_EXERCISE OBJECTIVE:_ Below are entries. Pull out all lines containing "Based".

─── RECORDS SUPPLIED

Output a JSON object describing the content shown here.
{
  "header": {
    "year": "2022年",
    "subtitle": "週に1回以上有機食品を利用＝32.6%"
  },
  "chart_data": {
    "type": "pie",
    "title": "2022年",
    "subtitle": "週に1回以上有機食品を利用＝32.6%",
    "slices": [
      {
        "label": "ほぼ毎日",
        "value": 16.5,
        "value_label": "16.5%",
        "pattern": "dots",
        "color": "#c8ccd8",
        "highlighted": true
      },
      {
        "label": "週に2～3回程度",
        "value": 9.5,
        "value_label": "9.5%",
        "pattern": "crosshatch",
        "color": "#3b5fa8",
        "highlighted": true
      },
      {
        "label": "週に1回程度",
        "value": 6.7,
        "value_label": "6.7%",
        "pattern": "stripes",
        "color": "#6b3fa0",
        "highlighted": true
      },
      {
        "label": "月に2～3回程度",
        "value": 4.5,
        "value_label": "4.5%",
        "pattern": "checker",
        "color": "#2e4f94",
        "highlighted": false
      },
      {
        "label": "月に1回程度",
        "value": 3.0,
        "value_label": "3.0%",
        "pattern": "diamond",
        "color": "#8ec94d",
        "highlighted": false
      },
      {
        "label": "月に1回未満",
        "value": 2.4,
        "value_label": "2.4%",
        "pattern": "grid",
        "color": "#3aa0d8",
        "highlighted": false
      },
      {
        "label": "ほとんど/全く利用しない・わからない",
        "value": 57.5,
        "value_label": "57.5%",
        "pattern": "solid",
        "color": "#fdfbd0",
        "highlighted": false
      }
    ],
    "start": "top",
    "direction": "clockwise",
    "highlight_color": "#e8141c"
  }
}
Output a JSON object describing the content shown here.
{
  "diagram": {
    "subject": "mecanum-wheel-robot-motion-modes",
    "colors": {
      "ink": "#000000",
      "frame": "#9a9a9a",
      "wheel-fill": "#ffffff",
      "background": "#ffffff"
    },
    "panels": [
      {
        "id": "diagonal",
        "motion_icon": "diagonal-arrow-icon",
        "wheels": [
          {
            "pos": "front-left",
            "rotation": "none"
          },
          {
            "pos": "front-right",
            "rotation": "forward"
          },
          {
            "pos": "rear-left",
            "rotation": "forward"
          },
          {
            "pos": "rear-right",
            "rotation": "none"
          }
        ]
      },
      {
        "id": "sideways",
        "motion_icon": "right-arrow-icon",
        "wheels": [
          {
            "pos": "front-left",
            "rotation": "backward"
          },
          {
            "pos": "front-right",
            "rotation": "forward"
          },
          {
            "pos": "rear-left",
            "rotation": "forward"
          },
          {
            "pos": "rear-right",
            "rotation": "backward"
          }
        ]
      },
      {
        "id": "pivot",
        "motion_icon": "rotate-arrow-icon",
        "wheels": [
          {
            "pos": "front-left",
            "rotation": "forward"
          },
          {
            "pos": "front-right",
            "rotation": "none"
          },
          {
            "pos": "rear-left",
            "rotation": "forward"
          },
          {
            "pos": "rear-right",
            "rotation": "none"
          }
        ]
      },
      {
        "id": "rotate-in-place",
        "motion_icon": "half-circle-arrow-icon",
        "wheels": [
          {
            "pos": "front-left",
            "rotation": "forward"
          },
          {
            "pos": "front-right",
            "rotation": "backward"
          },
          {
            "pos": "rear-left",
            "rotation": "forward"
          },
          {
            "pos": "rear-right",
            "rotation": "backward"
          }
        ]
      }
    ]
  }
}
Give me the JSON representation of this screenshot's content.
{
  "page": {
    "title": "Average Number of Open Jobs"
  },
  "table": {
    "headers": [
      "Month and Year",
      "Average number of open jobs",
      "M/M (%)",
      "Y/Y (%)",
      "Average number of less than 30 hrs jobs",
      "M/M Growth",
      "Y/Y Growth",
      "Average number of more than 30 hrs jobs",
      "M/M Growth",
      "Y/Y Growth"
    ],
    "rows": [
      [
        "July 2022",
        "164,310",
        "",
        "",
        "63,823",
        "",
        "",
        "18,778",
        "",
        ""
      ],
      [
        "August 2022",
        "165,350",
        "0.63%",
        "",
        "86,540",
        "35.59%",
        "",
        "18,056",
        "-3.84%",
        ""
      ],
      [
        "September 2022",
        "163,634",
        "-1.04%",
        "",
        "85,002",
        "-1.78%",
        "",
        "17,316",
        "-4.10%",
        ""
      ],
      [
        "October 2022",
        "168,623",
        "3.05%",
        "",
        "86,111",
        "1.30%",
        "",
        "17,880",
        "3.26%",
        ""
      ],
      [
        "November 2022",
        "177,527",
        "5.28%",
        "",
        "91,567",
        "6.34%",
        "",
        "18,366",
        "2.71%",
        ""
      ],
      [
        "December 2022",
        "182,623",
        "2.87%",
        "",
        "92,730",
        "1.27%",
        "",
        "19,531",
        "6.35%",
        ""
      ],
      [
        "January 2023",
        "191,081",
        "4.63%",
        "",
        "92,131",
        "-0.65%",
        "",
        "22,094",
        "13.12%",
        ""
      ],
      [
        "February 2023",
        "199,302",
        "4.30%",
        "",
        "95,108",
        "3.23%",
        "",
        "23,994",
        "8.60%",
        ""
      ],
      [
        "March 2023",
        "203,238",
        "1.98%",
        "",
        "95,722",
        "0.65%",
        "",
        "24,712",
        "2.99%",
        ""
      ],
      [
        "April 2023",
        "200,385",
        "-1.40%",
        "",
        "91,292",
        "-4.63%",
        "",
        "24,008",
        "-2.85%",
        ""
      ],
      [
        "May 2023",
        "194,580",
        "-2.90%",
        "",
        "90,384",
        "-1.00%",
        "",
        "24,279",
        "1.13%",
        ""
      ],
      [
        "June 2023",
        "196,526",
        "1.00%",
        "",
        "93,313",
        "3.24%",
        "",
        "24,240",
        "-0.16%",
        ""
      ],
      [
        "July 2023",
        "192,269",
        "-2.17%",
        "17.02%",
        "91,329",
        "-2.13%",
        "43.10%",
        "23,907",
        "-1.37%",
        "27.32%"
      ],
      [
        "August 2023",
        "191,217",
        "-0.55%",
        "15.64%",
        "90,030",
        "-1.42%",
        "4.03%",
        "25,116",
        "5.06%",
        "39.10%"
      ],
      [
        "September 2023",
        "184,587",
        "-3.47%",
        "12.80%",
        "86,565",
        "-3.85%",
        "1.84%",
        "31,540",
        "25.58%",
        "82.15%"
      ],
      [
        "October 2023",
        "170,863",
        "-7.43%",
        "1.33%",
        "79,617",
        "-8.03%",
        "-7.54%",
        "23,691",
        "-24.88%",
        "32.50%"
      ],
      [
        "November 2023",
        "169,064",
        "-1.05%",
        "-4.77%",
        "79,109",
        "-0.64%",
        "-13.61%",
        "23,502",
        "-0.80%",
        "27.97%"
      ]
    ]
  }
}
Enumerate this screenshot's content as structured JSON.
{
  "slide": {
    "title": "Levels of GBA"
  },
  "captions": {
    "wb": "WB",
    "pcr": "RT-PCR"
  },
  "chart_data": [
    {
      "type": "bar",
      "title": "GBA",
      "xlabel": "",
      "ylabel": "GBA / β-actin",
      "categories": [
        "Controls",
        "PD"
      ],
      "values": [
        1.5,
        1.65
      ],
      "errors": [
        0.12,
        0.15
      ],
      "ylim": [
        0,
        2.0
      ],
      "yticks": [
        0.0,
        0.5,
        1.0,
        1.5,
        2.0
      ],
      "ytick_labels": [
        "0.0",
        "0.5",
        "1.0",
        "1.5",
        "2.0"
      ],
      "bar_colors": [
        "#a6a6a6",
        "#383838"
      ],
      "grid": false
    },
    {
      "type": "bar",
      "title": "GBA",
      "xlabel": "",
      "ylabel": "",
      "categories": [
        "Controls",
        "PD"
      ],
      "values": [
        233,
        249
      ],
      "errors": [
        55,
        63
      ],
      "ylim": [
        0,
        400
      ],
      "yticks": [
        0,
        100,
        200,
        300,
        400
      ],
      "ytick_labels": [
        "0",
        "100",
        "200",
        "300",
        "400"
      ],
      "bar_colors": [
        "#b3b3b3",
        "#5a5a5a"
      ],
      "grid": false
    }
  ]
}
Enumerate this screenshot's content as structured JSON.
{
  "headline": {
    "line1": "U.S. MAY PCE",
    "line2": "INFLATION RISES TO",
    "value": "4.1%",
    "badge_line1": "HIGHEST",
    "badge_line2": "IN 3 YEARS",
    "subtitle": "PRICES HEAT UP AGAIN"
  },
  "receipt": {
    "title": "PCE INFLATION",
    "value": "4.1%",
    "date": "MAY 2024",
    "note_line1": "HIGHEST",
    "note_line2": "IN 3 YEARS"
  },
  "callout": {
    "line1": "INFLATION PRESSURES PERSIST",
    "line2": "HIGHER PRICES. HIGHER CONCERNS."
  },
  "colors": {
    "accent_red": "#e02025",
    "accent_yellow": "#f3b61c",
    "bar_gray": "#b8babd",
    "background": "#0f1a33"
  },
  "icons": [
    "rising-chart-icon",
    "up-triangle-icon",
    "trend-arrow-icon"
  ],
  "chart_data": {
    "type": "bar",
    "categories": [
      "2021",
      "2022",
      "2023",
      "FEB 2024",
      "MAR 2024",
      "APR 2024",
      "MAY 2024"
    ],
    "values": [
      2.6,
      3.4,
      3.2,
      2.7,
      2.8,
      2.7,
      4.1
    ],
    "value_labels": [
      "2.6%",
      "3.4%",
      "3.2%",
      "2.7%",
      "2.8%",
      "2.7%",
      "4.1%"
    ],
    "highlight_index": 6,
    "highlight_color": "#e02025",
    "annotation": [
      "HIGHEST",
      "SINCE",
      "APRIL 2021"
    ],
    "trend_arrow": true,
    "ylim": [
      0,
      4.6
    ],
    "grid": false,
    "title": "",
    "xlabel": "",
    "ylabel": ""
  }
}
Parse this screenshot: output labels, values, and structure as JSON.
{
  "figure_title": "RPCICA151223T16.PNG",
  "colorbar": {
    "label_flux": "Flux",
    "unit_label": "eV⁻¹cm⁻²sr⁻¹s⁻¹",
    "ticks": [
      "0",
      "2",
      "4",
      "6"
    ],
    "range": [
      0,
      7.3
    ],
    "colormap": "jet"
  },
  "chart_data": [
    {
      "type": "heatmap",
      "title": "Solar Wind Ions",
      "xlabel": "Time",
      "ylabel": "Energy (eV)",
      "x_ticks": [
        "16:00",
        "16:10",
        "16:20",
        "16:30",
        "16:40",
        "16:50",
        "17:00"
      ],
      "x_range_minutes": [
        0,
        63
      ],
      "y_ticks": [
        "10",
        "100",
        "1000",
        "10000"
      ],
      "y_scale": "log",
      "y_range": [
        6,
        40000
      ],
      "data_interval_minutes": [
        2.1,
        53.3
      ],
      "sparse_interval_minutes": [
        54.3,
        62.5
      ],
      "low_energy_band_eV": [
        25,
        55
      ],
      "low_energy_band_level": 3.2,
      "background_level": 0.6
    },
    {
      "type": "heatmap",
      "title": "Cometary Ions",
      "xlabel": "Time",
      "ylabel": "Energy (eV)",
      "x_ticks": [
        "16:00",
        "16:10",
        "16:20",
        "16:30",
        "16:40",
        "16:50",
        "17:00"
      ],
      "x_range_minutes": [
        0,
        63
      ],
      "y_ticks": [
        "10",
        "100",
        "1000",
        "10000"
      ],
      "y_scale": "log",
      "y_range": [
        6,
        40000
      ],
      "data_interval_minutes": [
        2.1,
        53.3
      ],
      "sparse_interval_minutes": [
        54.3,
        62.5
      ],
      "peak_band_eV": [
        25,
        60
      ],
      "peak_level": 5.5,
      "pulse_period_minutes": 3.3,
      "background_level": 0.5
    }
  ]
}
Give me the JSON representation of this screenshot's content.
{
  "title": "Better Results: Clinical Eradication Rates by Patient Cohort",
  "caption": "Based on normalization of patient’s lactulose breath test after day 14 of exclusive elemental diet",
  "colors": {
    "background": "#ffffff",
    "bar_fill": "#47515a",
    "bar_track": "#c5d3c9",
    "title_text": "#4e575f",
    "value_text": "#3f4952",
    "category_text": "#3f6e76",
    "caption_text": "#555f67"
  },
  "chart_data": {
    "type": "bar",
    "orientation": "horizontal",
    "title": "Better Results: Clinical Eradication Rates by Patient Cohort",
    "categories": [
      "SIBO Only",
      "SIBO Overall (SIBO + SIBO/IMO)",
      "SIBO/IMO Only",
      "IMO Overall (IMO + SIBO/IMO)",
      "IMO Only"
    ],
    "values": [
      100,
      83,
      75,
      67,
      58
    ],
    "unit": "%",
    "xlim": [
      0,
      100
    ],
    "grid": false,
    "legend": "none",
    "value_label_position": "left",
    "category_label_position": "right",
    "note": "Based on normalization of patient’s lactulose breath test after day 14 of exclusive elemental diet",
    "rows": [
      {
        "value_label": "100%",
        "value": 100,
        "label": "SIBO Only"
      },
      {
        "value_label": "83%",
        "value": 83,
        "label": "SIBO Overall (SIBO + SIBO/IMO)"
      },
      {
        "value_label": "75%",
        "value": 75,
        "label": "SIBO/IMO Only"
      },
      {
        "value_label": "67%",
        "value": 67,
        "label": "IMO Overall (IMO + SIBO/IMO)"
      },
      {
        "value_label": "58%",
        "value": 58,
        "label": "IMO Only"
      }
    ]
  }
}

──────

_SOLUTION TO THE EXERCISE:_
  "caption": "Based on normalization of patient’s lactulose breath test after day 14 of exclusive elemental diet",
    "note": "Based on normalization of patient’s lactulose breath test after day 14 of exclusive elemental diet",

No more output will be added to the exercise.